** BEGIN DATASET EXTRACT **

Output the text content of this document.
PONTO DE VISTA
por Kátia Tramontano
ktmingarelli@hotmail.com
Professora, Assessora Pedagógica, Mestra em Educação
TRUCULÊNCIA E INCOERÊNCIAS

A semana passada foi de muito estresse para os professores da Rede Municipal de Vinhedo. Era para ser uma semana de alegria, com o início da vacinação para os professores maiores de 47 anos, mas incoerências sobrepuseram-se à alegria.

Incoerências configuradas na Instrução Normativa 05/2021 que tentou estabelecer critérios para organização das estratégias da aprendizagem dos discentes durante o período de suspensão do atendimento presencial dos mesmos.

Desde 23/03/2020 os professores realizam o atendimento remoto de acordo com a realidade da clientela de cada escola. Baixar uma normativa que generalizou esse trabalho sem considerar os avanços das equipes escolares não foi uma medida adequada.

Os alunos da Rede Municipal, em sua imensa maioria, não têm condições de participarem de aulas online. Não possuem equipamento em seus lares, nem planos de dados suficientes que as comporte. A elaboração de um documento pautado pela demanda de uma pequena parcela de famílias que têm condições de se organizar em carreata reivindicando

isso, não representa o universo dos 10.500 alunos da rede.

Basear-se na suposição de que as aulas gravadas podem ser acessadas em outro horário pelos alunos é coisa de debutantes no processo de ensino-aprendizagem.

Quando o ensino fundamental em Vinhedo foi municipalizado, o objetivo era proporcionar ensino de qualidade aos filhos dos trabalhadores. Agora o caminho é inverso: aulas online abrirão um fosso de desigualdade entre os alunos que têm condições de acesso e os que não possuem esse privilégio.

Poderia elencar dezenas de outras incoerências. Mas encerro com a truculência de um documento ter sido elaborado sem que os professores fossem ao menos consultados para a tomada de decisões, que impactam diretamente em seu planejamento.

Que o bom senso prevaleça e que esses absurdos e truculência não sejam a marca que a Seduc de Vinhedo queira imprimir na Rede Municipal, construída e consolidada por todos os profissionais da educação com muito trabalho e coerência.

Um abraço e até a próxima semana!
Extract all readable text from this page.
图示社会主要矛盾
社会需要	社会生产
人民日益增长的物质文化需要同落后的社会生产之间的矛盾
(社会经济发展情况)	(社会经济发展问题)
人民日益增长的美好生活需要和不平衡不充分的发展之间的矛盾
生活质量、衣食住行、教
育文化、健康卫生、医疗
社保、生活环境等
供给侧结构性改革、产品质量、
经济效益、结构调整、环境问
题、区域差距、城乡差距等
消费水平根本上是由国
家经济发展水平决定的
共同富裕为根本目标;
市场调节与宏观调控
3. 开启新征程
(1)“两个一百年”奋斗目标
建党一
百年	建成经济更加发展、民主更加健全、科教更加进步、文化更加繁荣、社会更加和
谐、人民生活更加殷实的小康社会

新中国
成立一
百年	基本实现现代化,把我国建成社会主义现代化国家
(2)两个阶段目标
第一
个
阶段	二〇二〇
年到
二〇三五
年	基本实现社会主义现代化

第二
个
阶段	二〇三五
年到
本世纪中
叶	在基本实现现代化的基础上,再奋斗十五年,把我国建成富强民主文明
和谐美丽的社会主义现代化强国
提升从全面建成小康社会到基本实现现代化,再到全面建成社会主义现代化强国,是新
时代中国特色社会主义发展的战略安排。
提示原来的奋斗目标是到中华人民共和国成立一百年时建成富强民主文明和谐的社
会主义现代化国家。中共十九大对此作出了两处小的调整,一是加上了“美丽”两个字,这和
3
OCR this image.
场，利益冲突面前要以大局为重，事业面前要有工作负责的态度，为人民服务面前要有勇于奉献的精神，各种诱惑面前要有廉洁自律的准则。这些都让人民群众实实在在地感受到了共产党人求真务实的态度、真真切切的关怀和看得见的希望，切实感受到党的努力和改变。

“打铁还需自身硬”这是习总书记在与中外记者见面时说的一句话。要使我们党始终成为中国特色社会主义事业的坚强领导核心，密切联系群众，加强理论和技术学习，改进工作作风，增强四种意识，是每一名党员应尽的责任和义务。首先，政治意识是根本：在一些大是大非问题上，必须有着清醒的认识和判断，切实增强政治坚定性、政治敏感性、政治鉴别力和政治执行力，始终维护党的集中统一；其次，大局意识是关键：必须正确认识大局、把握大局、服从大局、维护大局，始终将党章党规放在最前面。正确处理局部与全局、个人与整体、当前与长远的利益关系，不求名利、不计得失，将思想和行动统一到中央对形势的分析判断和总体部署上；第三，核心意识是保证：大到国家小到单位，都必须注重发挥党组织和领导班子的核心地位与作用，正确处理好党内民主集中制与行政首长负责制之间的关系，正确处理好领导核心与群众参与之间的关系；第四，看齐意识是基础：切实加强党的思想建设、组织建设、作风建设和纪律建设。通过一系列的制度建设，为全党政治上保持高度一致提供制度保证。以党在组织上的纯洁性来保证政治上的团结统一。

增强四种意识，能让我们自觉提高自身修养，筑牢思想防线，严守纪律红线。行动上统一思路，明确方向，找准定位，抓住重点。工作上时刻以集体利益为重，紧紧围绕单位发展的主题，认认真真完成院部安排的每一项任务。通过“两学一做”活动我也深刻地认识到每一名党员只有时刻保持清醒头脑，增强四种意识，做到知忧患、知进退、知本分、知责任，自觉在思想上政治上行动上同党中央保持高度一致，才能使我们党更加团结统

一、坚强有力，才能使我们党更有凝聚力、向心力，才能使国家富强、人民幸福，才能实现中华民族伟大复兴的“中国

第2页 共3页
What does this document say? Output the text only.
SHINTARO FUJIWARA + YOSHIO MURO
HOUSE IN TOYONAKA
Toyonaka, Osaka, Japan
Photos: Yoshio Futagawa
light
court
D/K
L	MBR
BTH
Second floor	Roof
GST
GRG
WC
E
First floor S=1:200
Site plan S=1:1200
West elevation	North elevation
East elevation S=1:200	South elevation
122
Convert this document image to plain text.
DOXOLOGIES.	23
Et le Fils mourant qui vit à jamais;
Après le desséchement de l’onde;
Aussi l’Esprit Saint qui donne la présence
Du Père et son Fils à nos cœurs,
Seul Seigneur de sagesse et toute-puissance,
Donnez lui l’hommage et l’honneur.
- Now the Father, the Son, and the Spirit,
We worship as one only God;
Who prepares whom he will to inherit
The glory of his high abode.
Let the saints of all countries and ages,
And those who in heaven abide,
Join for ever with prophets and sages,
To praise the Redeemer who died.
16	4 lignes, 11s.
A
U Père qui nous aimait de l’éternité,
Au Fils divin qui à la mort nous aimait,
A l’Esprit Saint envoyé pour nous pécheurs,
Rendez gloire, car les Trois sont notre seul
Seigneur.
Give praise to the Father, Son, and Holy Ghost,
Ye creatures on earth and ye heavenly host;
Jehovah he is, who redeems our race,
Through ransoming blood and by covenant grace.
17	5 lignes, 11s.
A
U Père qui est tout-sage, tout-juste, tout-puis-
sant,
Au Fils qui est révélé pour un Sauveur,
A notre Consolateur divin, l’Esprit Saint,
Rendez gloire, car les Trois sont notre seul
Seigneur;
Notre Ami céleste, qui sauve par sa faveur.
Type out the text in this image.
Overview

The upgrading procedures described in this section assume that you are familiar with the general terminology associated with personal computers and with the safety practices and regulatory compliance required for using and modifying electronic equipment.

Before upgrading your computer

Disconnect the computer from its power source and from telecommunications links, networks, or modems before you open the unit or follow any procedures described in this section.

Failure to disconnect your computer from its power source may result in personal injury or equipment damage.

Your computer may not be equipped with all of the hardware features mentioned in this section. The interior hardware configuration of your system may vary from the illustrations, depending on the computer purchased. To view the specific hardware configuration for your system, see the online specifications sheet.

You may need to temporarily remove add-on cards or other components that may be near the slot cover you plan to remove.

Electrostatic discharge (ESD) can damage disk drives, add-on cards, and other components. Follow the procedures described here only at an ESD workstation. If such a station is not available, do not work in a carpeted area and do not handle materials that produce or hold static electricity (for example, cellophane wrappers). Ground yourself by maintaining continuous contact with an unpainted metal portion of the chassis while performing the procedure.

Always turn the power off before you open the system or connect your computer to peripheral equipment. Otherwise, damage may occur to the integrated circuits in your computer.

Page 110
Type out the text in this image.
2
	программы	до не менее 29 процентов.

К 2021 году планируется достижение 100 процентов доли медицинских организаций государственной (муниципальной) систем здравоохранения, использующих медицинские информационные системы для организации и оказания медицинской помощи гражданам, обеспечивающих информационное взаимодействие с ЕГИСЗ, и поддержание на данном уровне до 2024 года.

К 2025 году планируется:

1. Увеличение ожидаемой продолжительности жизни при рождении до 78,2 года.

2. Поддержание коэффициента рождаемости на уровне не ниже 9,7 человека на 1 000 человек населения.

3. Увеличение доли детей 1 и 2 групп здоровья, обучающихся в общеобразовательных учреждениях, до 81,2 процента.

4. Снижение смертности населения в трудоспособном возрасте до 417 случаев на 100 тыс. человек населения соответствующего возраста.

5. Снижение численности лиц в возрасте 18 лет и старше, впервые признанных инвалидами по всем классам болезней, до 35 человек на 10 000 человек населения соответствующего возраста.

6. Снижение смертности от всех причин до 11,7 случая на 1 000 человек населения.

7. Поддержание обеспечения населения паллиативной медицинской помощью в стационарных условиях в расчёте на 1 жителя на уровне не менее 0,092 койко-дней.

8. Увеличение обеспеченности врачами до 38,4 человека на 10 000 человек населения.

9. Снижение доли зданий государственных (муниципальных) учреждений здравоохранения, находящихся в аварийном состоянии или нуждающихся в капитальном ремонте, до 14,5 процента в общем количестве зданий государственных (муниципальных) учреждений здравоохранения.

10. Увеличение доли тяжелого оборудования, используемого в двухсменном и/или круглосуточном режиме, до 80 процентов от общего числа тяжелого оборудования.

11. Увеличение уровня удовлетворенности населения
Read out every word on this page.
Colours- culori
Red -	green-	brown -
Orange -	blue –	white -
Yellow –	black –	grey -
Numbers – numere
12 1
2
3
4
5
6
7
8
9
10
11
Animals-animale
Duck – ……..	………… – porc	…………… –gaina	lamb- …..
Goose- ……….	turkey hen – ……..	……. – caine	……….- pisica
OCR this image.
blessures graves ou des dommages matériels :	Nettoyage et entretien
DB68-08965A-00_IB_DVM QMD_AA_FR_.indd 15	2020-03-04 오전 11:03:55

** END DATASET EXTRACT **

▶ _WHAT NEEDS TO BE DONE_
Identify each line in the entries with the word "доли" and copy it.

▶ _FULL SOLUTION_
К 2021 году планируется достижение 100 процентов доли медицинских организаций государственной (муниципальной) систем здравоохранения, использующих медицинские информационные системы для организации и оказания медицинской помощи гражданам, обеспечивающих информационное взаимодействие с ЕГИСЗ, и поддержание на данном уровне до 2024 года.
3. Увеличение доли детей 1 и 2 групп здоровья, обучающихся в общеобразовательных учреждениях, до 81,2 процента.
9. Снижение доли зданий государственных (муниципальных) учреждений здравоохранения, находящихся в аварийном состоянии или нуждающихся в капитальном ремонте, до 14,5 процента в общем количестве зданий государственных (муниципальных) учреждений здравоохранения.
10. Увеличение доли тяжелого оборудования, используемого в двухсменном и/или круглосуточном режиме, до 80 процентов от общего числа тяжелого оборудования.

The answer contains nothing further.